CHALLENGE: Omit the pictures and return every entry exactly as written.

═══ LISTING ═══

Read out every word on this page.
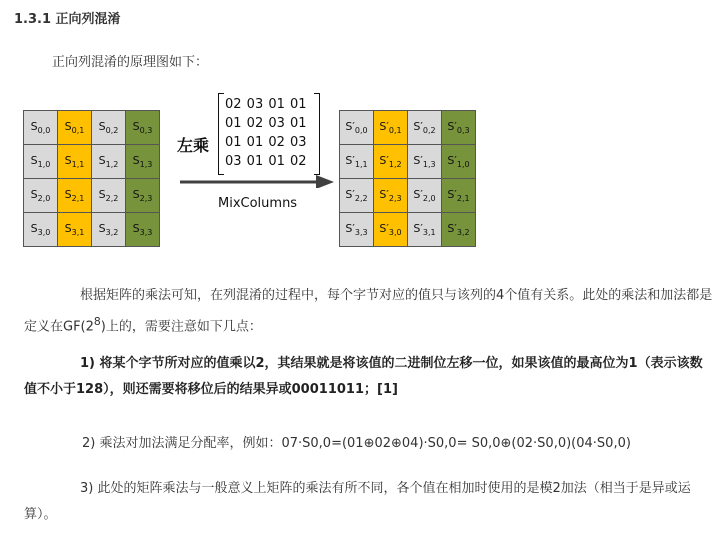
1.3.1 正向列混淆
正向列混淆的原理图如下：
$S_{0,0}$	$S_{0,1}$	$S_{0,2}$	$S_{0,3}$
$S_{1,0}$	$S_{1,1}$	$S_{1,2}$	$S_{1,3}$
$S_{2,0}$	$S_{2,1}$	$S_{2,2}$	$S_{2,3}$
$S_{3,0}$	$S_{3,1}$	$S_{3,2}$	$S_{3,3}$
02 03 01 01
01 02 03 01
01 01 02 03
03 01 01 02
左乘
MixColumns
$S'_{0,0}$	$S'_{0,1}$	$S'_{0,2}$	$S'_{0,3}$
$S'_{1,1}$	$S'_{1,2}$	$S'_{1,3}$	$S'_{1,0}$
$S'_{2,2}$	$S'_{2,3}$	$S'_{2,0}$	$S'_{2,1}$
$S'_{3,3}$	$S'_{3,0}$	$S'_{3,1}$	$S'_{3,2}$
根据矩阵的乘法可知，在列混淆的过程中，每个字节对应的值只与该列的4个值有关系。此处的乘法和加法都是定义在$GF(2^8)$上的，需要注意如下几点：
1) 将某个字节所对应的值乘以2，其结果就是将该值的二进制位左移一位，如果该值的最高位为1（表示该数值不小于128），则还需要将移位后的结果异或00011011；[1]
2) 乘法对加法满足分配率，例如：07·S0,0=(01⊕02⊕04)·S0,0= S0,0⊕(02·S0,0)(04·S0,0)
3) 此处的矩阵乘法与一般意义上矩阵的乘法有所不同，各个值在相加时使用的是模2加法（相当于是异或运算）。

═══

RESULT OF THE TASK:
Read out every word on this page.
1.3.1 正向列混淆
正向列混淆的原理图如下：
$S_{0,0}$	$S_{0,1}$	$S_{0,2}$	$S_{0,3}$
$S_{1,0}$	$S_{1,1}$	$S_{1,2}$	$S_{1,3}$
$S_{2,0}$	$S_{2,1}$	$S_{2,2}$	$S_{2,3}$
$S_{3,0}$	$S_{3,1}$	$S_{3,2}$	$S_{3,3}$
02 03 01 01
01 02 03 01
01 01 02 03
03 01 01 02
左乘
MixColumns
$S'_{0,0}$	$S'_{0,1}$	$S'_{0,2}$	$S'_{0,3}$
$S'_{1,1}$	$S'_{1,2}$	$S'_{1,3}$	$S'_{1,0}$
$S'_{2,2}$	$S'_{2,3}$	$S'_{2,0}$	$S'_{2,1}$
$S'_{3,3}$	$S'_{3,0}$	$S'_{3,1}$	$S'_{3,2}$
根据矩阵的乘法可知，在列混淆的过程中，每个字节对应的值只与该列的4个值有关系。此处的乘法和加法都是定义在$GF(2^8)$上的，需要注意如下几点：
1) 将某个字节所对应的值乘以2，其结果就是将该值的二进制位左移一位，如果该值的最高位为1（表示该数值不小于128），则还需要将移位后的结果异或00011011；[1]
2) 乘法对加法满足分配率，例如：07·S0,0=(01⊕02⊕04)·S0,0= S0,0⊕(02·S0,0)(04·S0,0)
3) 此处的矩阵乘法与一般意义上矩阵的乘法有所不同，各个值在相加时使用的是模2加法（相当于是异或运算）。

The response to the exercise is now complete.